--- BEGIN Task inputs ---

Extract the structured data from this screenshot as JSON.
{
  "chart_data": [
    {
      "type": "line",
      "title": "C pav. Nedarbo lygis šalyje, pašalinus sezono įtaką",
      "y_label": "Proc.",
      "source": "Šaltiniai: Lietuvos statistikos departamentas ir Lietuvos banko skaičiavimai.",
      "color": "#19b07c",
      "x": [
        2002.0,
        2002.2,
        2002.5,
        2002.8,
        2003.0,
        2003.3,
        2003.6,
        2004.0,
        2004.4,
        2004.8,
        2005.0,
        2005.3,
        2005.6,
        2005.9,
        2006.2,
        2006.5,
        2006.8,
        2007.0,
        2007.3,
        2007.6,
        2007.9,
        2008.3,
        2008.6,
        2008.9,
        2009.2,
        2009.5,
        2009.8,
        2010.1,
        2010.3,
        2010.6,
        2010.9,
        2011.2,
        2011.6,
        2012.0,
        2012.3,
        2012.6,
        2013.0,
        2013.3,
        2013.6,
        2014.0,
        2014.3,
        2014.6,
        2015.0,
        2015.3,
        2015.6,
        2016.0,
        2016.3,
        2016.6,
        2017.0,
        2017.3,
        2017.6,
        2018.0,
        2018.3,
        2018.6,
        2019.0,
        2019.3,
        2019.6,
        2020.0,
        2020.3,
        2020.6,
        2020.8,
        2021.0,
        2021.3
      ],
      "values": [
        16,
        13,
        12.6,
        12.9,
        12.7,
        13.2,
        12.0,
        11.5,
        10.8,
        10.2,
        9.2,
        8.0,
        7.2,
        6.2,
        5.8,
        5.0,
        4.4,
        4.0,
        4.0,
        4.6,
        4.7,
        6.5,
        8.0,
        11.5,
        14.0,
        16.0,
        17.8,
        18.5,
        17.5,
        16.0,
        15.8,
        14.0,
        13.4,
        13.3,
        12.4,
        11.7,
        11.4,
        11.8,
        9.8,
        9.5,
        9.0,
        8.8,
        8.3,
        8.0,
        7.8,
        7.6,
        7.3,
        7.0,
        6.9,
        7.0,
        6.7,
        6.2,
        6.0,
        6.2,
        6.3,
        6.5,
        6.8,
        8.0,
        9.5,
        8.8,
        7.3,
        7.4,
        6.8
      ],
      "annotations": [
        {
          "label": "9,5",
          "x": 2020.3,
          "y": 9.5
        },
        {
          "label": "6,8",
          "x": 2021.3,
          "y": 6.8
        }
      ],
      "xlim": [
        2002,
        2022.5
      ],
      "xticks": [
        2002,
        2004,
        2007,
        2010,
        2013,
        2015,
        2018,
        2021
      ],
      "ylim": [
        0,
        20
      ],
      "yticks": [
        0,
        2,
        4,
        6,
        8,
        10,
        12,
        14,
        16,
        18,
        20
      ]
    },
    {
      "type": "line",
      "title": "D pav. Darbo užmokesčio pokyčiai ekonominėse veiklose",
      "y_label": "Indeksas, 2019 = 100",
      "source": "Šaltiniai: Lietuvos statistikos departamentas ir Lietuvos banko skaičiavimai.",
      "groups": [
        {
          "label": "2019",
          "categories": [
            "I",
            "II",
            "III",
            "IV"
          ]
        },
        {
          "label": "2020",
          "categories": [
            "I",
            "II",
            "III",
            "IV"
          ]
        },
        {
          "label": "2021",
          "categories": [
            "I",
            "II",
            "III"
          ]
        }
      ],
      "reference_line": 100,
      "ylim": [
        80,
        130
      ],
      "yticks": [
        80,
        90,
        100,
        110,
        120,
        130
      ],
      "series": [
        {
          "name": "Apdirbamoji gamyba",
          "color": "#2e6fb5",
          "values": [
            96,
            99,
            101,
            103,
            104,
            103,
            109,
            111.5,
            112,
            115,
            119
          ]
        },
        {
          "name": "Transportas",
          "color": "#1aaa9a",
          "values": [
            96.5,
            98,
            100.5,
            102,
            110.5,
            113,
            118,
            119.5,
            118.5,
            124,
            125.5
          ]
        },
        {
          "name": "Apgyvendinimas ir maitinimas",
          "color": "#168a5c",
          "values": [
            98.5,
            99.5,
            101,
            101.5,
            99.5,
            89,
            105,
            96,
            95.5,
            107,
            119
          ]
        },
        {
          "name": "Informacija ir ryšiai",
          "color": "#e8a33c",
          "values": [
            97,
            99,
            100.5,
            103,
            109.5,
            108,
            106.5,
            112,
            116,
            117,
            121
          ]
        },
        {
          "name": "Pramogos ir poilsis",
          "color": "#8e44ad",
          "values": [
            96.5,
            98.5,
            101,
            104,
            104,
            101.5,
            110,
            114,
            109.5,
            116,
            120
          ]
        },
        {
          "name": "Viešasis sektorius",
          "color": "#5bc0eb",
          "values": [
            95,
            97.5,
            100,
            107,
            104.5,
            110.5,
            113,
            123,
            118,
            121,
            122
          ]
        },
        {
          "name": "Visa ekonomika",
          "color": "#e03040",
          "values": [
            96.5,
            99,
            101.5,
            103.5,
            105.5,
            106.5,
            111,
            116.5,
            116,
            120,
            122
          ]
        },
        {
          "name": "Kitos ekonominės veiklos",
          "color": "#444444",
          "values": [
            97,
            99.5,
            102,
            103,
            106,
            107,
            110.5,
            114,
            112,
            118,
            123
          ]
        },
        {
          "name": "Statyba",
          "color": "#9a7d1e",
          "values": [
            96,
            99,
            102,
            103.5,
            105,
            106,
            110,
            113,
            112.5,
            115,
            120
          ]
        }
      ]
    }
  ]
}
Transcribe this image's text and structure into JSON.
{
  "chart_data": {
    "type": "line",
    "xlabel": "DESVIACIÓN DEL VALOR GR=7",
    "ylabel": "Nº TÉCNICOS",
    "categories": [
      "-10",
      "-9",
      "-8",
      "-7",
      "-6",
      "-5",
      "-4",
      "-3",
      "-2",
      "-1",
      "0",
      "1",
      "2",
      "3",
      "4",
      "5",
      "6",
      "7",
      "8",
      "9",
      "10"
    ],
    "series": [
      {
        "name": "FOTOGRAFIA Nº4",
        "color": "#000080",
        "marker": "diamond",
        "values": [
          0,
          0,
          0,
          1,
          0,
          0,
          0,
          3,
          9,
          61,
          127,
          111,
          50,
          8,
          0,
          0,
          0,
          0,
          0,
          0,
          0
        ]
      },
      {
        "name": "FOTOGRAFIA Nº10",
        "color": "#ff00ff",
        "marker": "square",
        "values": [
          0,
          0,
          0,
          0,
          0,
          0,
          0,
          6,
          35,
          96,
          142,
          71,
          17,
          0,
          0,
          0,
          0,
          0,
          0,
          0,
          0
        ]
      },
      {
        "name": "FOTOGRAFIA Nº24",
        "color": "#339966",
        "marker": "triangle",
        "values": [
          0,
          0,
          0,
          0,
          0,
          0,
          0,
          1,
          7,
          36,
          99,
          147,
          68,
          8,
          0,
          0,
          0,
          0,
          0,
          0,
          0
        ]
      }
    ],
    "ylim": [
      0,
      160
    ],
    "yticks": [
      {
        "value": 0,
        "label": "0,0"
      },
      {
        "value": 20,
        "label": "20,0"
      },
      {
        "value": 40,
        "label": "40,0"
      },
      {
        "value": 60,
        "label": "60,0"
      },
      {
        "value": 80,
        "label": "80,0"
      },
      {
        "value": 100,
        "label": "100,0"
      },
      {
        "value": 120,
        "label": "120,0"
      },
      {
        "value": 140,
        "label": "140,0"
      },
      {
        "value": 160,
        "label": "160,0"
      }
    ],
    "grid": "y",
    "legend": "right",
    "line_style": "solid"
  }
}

--- END Task inputs ---

Scan the listing above. Collect all lines with the word "JSON".

Extract the structured data from this screenshot as JSON.
Transcribe this image's text and structure into JSON.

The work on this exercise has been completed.